→ **DATA TO PROCESS**:
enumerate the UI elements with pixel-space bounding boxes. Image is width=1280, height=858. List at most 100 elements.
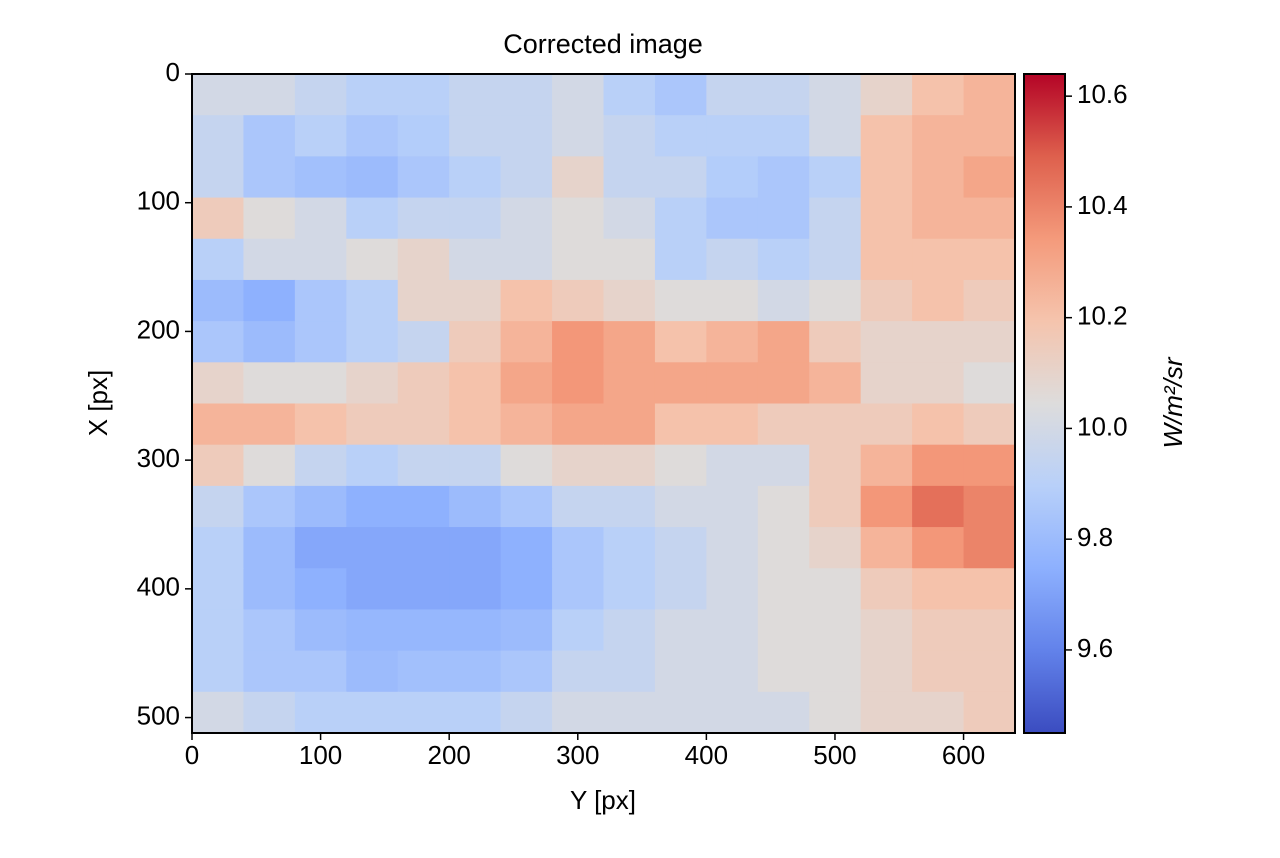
colorbar-label: W/m²/sr [1158,356,1188,448]
heatmap-cell [243,115,296,157]
heatmap-cell [912,609,965,652]
heatmap-cell [706,197,759,240]
heatmap-cell [963,321,1015,363]
colorbar-tick-label: 10.2 [1077,301,1128,331]
heatmap-cell [449,527,502,569]
heatmap-cell [654,403,707,446]
heatmap-cell [706,444,759,487]
heatmap-cell [603,403,656,446]
heatmap-cell [500,650,553,693]
heatmap-cell [809,650,862,693]
heatmap-cell [757,115,810,157]
heatmap-cell [294,238,347,281]
heatmap-cell [603,527,656,569]
heatmap-cell [963,403,1015,446]
heatmap-cell [912,238,965,281]
heatmap-cell [346,650,399,693]
heatmap-cell [860,74,913,116]
heatmap-cell [192,362,245,405]
y-tick-label: 400 [137,572,180,602]
heatmap-cell [912,527,965,569]
heatmap-cell [809,279,862,322]
heatmap-cell [912,403,965,446]
heatmap-cell [706,527,759,569]
heatmap-cell [192,115,245,157]
heatmap-cell [552,74,605,116]
heatmap-cell [912,156,965,199]
heatmap-cell [346,691,399,733]
heatmap-cell [449,362,502,405]
heatmap-cell [809,74,862,116]
heatmap-cell [860,527,913,569]
heatmap-cell [500,362,553,405]
heatmap-cell [706,485,759,528]
heatmap-cell [757,403,810,446]
heatmap-cell [809,362,862,405]
heatmap-cell [449,609,502,652]
heatmap-cell [912,650,965,693]
heatmap-cell [809,238,862,281]
heatmap-cell [243,609,296,652]
heatmap-cell [654,527,707,569]
heatmap-cell [963,444,1015,487]
x-tick-label: 500 [813,740,856,770]
heatmap-cell [603,609,656,652]
heatmap-cell [963,279,1015,322]
heatmap-cell [346,279,399,322]
heatmap-cell [603,238,656,281]
heatmap-cell [706,115,759,157]
heatmap-cell [192,650,245,693]
heatmap-cell [552,444,605,487]
heatmap-cell [757,691,810,733]
heatmap-cell [654,609,707,652]
heatmap-cell [963,197,1015,240]
heatmap-cell [654,691,707,733]
heatmap-cell [603,197,656,240]
heatmap-cell [757,279,810,322]
heatmap-cell [860,568,913,611]
heatmap-cell [397,485,450,528]
heatmap-cell [449,444,502,487]
heatmap-cell [809,197,862,240]
heatmap-cell [397,321,450,363]
heatmap-cell [654,362,707,405]
heatmap-cell [706,609,759,652]
heatmap-cell [500,74,553,116]
heatmap-cell [963,568,1015,611]
heatmap-cell [860,156,913,199]
heatmap-cell [757,197,810,240]
heatmap-cell [860,362,913,405]
heatmap-cell [243,238,296,281]
heatmap-cell [243,321,296,363]
heatmap-cell [243,74,296,116]
heatmap-cell [500,279,553,322]
heatmap-cell [809,691,862,733]
y-tick-label: 500 [137,700,180,730]
heatmap-cell [192,568,245,611]
heatmap-cell [397,568,450,611]
heatmap-cell [192,197,245,240]
heatmap-cell [192,691,245,733]
heatmap-cell [243,156,296,199]
heatmap-cell [654,568,707,611]
heatmap-cell [603,156,656,199]
heatmap-cell [500,238,553,281]
heatmap-cell [500,156,553,199]
heatmap-cell [243,485,296,528]
heatmap-cell [963,485,1015,528]
heatmap-cell [500,485,553,528]
heatmap-cell [912,279,965,322]
heatmap-cell [397,238,450,281]
heatmap-cell [552,362,605,405]
heatmap-cell [603,115,656,157]
x-tick-label: 400 [685,740,728,770]
heatmap-cell [346,527,399,569]
heatmap-cell [912,362,965,405]
heatmap-cell [706,650,759,693]
heatmap-cell [603,568,656,611]
heatmap-cell [963,650,1015,693]
heatmap-cell [243,197,296,240]
heatmap-cell [294,444,347,487]
heatmap-cell [706,238,759,281]
heatmap-cell [500,568,553,611]
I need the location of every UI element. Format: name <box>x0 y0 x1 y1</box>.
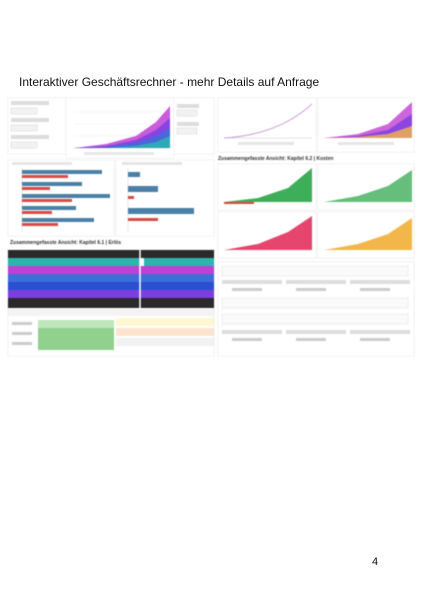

→ **GIVEN INSTRUCTION**: Convert the material above into a JSON list of strings, with one string per line and no blank lines. Leave out the pictures.

→ **WRITTEN RESPONSE**:
[
  "enumerate the UI elements with pixel-space bounding boxes. Image is width=1280, height=858. List at most 100 elements.",
  "colorbar-label: W/m²/sr [1158,356,1188,448]",
  "heatmap-cell [243,115,296,157]",
  "heatmap-cell [912,609,965,652]",
  "heatmap-cell [706,197,759,240]",
  "heatmap-cell [963,321,1015,363]",
  "colorbar-tick-label: 10.2 [1077,301,1128,331]",
  "heatmap-cell [449,527,502,569]",
  "heatmap-cell [654,403,707,446]",
  "heatmap-cell [706,444,759,487]",
  "heatmap-cell [603,403,656,446]",
  "heatmap-cell [500,650,553,693]",
  "heatmap-cell [809,650,862,693]",
  "heatmap-cell [757,115,810,157]",
  "heatmap-cell [294,238,347,281]",
  "heatmap-cell [603,527,656,569]",
  "heatmap-cell [963,403,1015,446]",
  "heatmap-cell [912,238,965,281]",
  "heatmap-cell [346,650,399,693]",
  "heatmap-cell [860,74,913,116]",
  "heatmap-cell [192,362,245,405]",
  "y-tick-label: 400 [137,572,180,602]",
  "heatmap-cell [912,527,965,569]",
  "heatmap-cell [809,279,862,322]",
  "heatmap-cell [912,403,965,446]",
  "heatmap-cell [706,527,759,569]",
  "heatmap-cell [192,115,245,157]",
  "heatmap-cell [552,74,605,116]",
  "heatmap-cell [912,156,965,199]",
  "heatmap-cell [346,691,399,733]",
  "heatmap-cell [449,362,502,405]",
  "heatmap-cell [809,74,862,116]",
  "heatmap-cell [860,527,913,569]",
  "heatmap-cell [500,362,553,405]",
  "heatmap-cell [706,485,759,528]",
  "heatmap-cell [757,403,810,446]",
  "heatmap-cell [809,362,862,405]",
  "heatmap-cell [449,609,502,652]",
  "heatmap-cell [912,650,965,693]",
  "heatmap-cell [809,238,862,281]",
  "heatmap-cell [243,609,296,652]",
  "heatmap-cell [654,527,707,569]",
  "heatmap-cell [963,444,1015,487]",
  "x-tick-label: 500 [813,740,856,770]",
  "heatmap-cell [603,609,656,652]",
  "heatmap-cell [963,279,1015,322]",
  "heatmap-cell [346,279,399,322]",
  "heatmap-cell [603,238,656,281]",
  "heatmap-cell [706,115,759,157]",
  "heatmap-cell [192,650,245,693]",
  "heatmap-cell [552,444,605,487]",
  "heatmap-cell [757,691,810,733]",
  "heatmap-cell [654,609,707,652]",
  "heatmap-cell [963,197,1015,240]",
  "heatmap-cell [654,691,707,733]",
  "heatmap-cell [603,197,656,240]",
  "heatmap-cell [757,279,810,322]",
  "heatmap-cell [860,568,913,611]",
  "heatmap-cell [397,485,450,528]",
  "heatmap-cell [449,444,502,487]",
  "heatmap-cell [809,197,862,240]",
  "heatmap-cell [397,321,450,363]",
  "heatmap-cell [654,362,707,405]",
  "heatmap-cell [706,609,759,652]",
  "heatmap-cell [500,74,553,116]",
  "heatmap-cell [963,568,1015,611]",
  "heatmap-cell [860,156,913,199]",
  "heatmap-cell [757,197,810,240]",
  "heatmap-cell [860,362,913,405]",
  "heatmap-cell [243,238,296,281]",
  "heatmap-cell [243,321,296,363]",
  "heatmap-cell [243,74,296,116]",
  "heatmap-cell [500,279,553,322]",
  "heatmap-cell [809,691,862,733]",
  "y-tick-label: 500 [137,700,180,730]",
  "heatmap-cell [192,568,245,611]",
  "heatmap-cell [397,568,450,611]",
  "heatmap-cell [192,197,245,240]",
  "heatmap-cell [192,691,245,733]",
  "heatmap-cell [243,156,296,199]",
  "heatmap-cell [654,568,707,611]",
  "heatmap-cell [603,156,656,199]",
  "heatmap-cell [500,238,553,281]",
  "heatmap-cell [500,156,553,199]",
  "heatmap-cell [243,485,296,528]",
  "heatmap-cell [963,485,1015,528]",
  "heatmap-cell [500,485,553,528]",
  "heatmap-cell [912,279,965,322]",
  "heatmap-cell [397,238,450,281]",
  "heatmap-cell [552,362,605,405]",
  "heatmap-cell [603,115,656,157]",
  "x-tick-label: 400 [685,740,728,770]",
  "heatmap-cell [346,527,399,569]",
  "heatmap-cell [912,362,965,405]",
  "heatmap-cell [706,650,759,693]",
  "heatmap-cell [603,568,656,611]",
  "heatmap-cell [963,650,1015,693]",
  "heatmap-cell [243,197,296,240]",
  "heatmap-cell [294,444,347,487]",
  "heatmap-cell [706,238,759,281]",
  "heatmap-cell [500,568,553,611]",
  "I need the location of every UI element. Format: name <box>x0 y0 x1 y1</box>."
]